> **Task directions**:
Each line below should be retyped exactly, with no pictures.

> **Extracted data**:
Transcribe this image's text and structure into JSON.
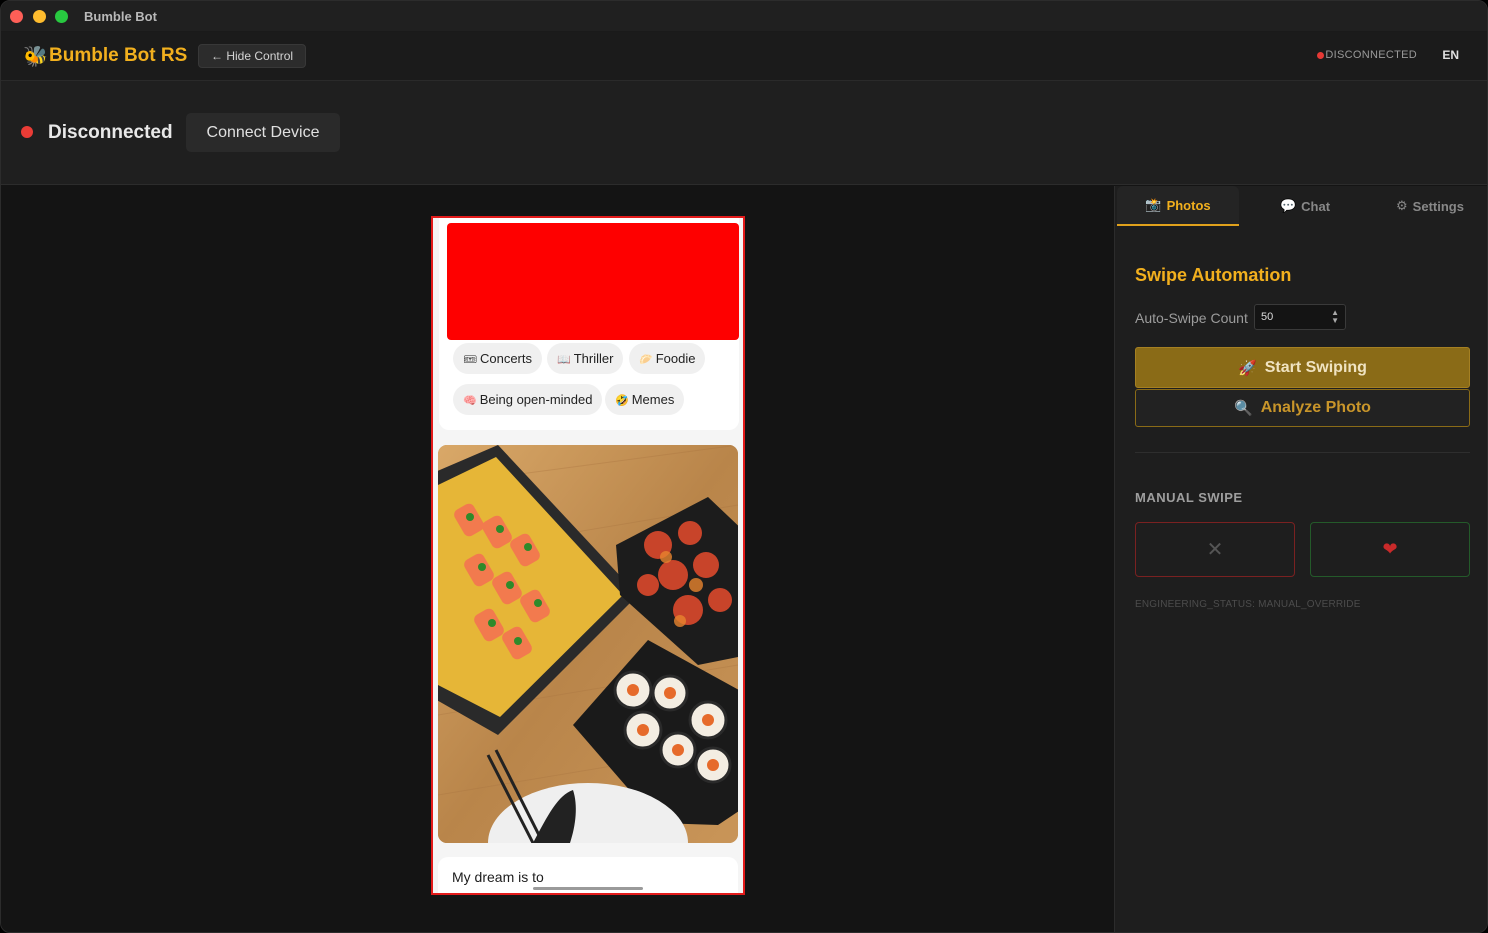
{
  "window": {
    "title": "Bumble Bot"
  },
  "header": {
    "brand_icon": "🐝",
    "brand": "Bumble Bot RS",
    "hide_control": "← Hide Control",
    "status": "DISCONNECTED",
    "lang": "EN"
  },
  "connection": {
    "status": "Disconnected",
    "connect_button": "Connect Device"
  },
  "profile": {
    "tags": [
      {
        "icon": "🎟",
        "label": "Concerts"
      },
      {
        "icon": "📖",
        "label": "Thriller"
      },
      {
        "icon": "🥟",
        "label": "Foodie"
      },
      {
        "icon": "🧠",
        "label": "Being open-minded"
      },
      {
        "icon": "🤣",
        "label": "Memes"
      }
    ],
    "prompt_text": "My dream is to"
  },
  "panel": {
    "tabs": [
      {
        "icon": "📸",
        "label": "Photos"
      },
      {
        "icon": "💬",
        "label": "Chat"
      },
      {
        "icon": "⚙",
        "label": "Settings"
      }
    ],
    "section_title": "Swipe Automation",
    "count_label": "Auto-Swipe Count",
    "count_value": "50",
    "start_icon": "🚀",
    "start_button": "Start Swiping",
    "analyze_icon": "🔍",
    "analyze_button": "Analyze Photo",
    "manual_title": "MANUAL SWIPE",
    "nope_symbol": "✕",
    "like_symbol": "❤",
    "engineering_status": "ENGINEERING_STATUS: MANUAL_OVERRIDE"
  },
  "colors": {
    "accent": "#f2b01e",
    "start_button_bg": "#8a6b17",
    "status_red": "#ea3c36",
    "phone_border": "#e31b1b",
    "redacted_block": "#fe0000"
  }
}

> **The completed task**:
Transcribe this image's text and structure into JSON.
{
  "window": {
    "title": "Bumble Bot"
  },
  "header": {
    "brand_icon": "🐝",
    "brand": "Bumble Bot RS",
    "hide_control": "← Hide Control",
    "status": "DISCONNECTED",
    "lang": "EN"
  },
  "connection": {
    "status": "Disconnected",
    "connect_button": "Connect Device"
  },
  "profile": {
    "tags": [
      {
        "icon": "🎟",
        "label": "Concerts"
      },
      {
        "icon": "📖",
        "label": "Thriller"
      },
      {
        "icon": "🥟",
        "label": "Foodie"
      },
      {
        "icon": "🧠",
        "label": "Being open-minded"
      },
      {
        "icon": "🤣",
        "label": "Memes"
      }
    ],
    "prompt_text": "My dream is to"
  },
  "panel": {
    "tabs": [
      {
        "icon": "📸",
        "label": "Photos"
      },
      {
        "icon": "💬",
        "label": "Chat"
      },
      {
        "icon": "⚙",
        "label": "Settings"
      }
    ],
    "section_title": "Swipe Automation",
    "count_label": "Auto-Swipe Count",
    "count_value": "50",
    "start_icon": "🚀",
    "start_button": "Start Swiping",
    "analyze_icon": "🔍",
    "analyze_button": "Analyze Photo",
    "manual_title": "MANUAL SWIPE",
    "nope_symbol": "✕",
    "like_symbol": "❤",
    "engineering_status": "ENGINEERING_STATUS: MANUAL_OVERRIDE"
  },
  "colors": {
    "accent": "#f2b01e",
    "start_button_bg": "#8a6b17",
    "status_red": "#ea3c36",
    "phone_border": "#e31b1b",
    "redacted_block": "#fe0000"
  }
}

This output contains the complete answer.